## start

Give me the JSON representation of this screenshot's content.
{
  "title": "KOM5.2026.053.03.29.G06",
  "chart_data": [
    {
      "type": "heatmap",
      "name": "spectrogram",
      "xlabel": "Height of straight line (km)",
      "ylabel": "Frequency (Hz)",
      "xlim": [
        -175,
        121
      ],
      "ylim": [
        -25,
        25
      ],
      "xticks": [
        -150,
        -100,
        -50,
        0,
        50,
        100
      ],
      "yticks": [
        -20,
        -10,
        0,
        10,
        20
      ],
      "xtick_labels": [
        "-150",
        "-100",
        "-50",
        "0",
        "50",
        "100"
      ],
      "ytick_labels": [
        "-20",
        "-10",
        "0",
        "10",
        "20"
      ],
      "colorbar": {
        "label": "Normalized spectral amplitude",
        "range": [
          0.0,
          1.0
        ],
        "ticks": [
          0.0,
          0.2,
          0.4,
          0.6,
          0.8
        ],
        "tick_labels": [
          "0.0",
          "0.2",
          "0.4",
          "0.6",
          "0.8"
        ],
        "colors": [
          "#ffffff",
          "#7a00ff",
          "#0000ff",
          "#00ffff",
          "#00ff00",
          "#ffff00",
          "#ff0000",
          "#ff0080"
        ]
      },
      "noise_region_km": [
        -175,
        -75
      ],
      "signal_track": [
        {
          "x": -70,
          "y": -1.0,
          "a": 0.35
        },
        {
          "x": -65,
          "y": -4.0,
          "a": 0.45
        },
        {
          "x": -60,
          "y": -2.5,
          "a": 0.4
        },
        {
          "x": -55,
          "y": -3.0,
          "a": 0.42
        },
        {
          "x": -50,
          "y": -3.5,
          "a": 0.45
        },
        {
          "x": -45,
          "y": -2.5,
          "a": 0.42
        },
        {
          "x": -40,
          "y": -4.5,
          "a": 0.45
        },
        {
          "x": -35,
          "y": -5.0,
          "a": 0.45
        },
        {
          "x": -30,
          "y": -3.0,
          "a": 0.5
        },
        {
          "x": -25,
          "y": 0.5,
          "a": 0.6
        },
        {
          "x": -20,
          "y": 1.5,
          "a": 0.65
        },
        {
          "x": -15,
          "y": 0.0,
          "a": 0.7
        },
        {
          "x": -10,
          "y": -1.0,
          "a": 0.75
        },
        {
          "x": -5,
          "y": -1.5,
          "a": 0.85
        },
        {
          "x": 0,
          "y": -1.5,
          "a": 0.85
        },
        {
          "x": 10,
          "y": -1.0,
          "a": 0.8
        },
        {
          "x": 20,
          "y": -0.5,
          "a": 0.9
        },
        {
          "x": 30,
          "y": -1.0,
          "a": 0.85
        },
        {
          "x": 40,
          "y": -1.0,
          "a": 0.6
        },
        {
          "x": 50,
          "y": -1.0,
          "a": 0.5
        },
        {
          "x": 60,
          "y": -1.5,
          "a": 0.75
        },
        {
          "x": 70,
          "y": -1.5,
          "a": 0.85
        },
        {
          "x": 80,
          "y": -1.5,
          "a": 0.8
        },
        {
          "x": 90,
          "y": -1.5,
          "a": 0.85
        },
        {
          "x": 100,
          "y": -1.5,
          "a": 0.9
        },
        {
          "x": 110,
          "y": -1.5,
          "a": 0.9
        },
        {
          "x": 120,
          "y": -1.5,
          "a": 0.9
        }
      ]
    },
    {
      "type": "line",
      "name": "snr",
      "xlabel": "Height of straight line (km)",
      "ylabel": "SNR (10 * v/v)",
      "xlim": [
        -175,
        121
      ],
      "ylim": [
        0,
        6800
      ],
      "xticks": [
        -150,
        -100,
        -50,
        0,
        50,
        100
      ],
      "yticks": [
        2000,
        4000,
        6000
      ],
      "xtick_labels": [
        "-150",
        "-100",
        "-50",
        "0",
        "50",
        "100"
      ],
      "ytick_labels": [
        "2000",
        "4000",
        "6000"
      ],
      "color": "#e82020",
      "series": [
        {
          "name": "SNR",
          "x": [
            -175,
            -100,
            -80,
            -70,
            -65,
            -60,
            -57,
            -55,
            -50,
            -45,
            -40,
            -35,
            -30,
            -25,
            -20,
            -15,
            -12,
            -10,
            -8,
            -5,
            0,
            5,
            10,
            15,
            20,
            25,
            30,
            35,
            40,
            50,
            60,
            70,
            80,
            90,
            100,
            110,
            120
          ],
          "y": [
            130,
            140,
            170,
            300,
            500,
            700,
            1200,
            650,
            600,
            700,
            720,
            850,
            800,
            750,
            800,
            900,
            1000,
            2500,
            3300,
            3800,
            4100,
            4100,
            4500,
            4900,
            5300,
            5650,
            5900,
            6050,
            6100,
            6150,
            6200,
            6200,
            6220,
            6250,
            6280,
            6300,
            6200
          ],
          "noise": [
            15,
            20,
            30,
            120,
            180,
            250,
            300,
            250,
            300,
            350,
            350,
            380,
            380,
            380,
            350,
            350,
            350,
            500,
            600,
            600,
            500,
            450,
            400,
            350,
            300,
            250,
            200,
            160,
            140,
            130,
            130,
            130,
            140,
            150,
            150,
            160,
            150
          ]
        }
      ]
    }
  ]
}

## end

# What is required
Exactly reproduce all of the entries.

# Exercise output
Give me the JSON representation of this screenshot's content.
{
  "title": "KOM5.2026.053.03.29.G06",
  "chart_data": [
    {
      "type": "heatmap",
      "name": "spectrogram",
      "xlabel": "Height of straight line (km)",
      "ylabel": "Frequency (Hz)",
      "xlim": [
        -175,
        121
      ],
      "ylim": [
        -25,
        25
      ],
      "xticks": [
        -150,
        -100,
        -50,
        0,
        50,
        100
      ],
      "yticks": [
        -20,
        -10,
        0,
        10,
        20
      ],
      "xtick_labels": [
        "-150",
        "-100",
        "-50",
        "0",
        "50",
        "100"
      ],
      "ytick_labels": [
        "-20",
        "-10",
        "0",
        "10",
        "20"
      ],
      "colorbar": {
        "label": "Normalized spectral amplitude",
        "range": [
          0.0,
          1.0
        ],
        "ticks": [
          0.0,
          0.2,
          0.4,
          0.6,
          0.8
        ],
        "tick_labels": [
          "0.0",
          "0.2",
          "0.4",
          "0.6",
          "0.8"
        ],
        "colors": [
          "#ffffff",
          "#7a00ff",
          "#0000ff",
          "#00ffff",
          "#00ff00",
          "#ffff00",
          "#ff0000",
          "#ff0080"
        ]
      },
      "noise_region_km": [
        -175,
        -75
      ],
      "signal_track": [
        {
          "x": -70,
          "y": -1.0,
          "a": 0.35
        },
        {
          "x": -65,
          "y": -4.0,
          "a": 0.45
        },
        {
          "x": -60,
          "y": -2.5,
          "a": 0.4
        },
        {
          "x": -55,
          "y": -3.0,
          "a": 0.42
        },
        {
          "x": -50,
          "y": -3.5,
          "a": 0.45
        },
        {
          "x": -45,
          "y": -2.5,
          "a": 0.42
        },
        {
          "x": -40,
          "y": -4.5,
          "a": 0.45
        },
        {
          "x": -35,
          "y": -5.0,
          "a": 0.45
        },
        {
          "x": -30,
          "y": -3.0,
          "a": 0.5
        },
        {
          "x": -25,
          "y": 0.5,
          "a": 0.6
        },
        {
          "x": -20,
          "y": 1.5,
          "a": 0.65
        },
        {
          "x": -15,
          "y": 0.0,
          "a": 0.7
        },
        {
          "x": -10,
          "y": -1.0,
          "a": 0.75
        },
        {
          "x": -5,
          "y": -1.5,
          "a": 0.85
        },
        {
          "x": 0,
          "y": -1.5,
          "a": 0.85
        },
        {
          "x": 10,
          "y": -1.0,
          "a": 0.8
        },
        {
          "x": 20,
          "y": -0.5,
          "a": 0.9
        },
        {
          "x": 30,
          "y": -1.0,
          "a": 0.85
        },
        {
          "x": 40,
          "y": -1.0,
          "a": 0.6
        },
        {
          "x": 50,
          "y": -1.0,
          "a": 0.5
        },
        {
          "x": 60,
          "y": -1.5,
          "a": 0.75
        },
        {
          "x": 70,
          "y": -1.5,
          "a": 0.85
        },
        {
          "x": 80,
          "y": -1.5,
          "a": 0.8
        },
        {
          "x": 90,
          "y": -1.5,
          "a": 0.85
        },
        {
          "x": 100,
          "y": -1.5,
          "a": 0.9
        },
        {
          "x": 110,
          "y": -1.5,
          "a": 0.9
        },
        {
          "x": 120,
          "y": -1.5,
          "a": 0.9
        }
      ]
    },
    {
      "type": "line",
      "name": "snr",
      "xlabel": "Height of straight line (km)",
      "ylabel": "SNR (10 * v/v)",
      "xlim": [
        -175,
        121
      ],
      "ylim": [
        0,
        6800
      ],
      "xticks": [
        -150,
        -100,
        -50,
        0,
        50,
        100
      ],
      "yticks": [
        2000,
        4000,
        6000
      ],
      "xtick_labels": [
        "-150",
        "-100",
        "-50",
        "0",
        "50",
        "100"
      ],
      "ytick_labels": [
        "2000",
        "4000",
        "6000"
      ],
      "color": "#e82020",
      "series": [
        {
          "name": "SNR",
          "x": [
            -175,
            -100,
            -80,
            -70,
            -65,
            -60,
            -57,
            -55,
            -50,
            -45,
            -40,
            -35,
            -30,
            -25,
            -20,
            -15,
            -12,
            -10,
            -8,
            -5,
            0,
            5,
            10,
            15,
            20,
            25,
            30,
            35,
            40,
            50,
            60,
            70,
            80,
            90,
            100,
            110,
            120
          ],
          "y": [
            130,
            140,
            170,
            300,
            500,
            700,
            1200,
            650,
            600,
            700,
            720,
            850,
            800,
            750,
            800,
            900,
            1000,
            2500,
            3300,
            3800,
            4100,
            4100,
            4500,
            4900,
            5300,
            5650,
            5900,
            6050,
            6100,
            6150,
            6200,
            6200,
            6220,
            6250,
            6280,
            6300,
            6200
          ],
          "noise": [
            15,
            20,
            30,
            120,
            180,
            250,
            300,
            250,
            300,
            350,
            350,
            380,
            380,
            380,
            350,
            350,
            350,
            500,
            600,
            600,
            500,
            450,
            400,
            350,
            300,
            250,
            200,
            160,
            140,
            130,
            130,
            130,
            140,
            150,
            150,
            160,
            150
          ]
        }
      ]
    }
  ]
}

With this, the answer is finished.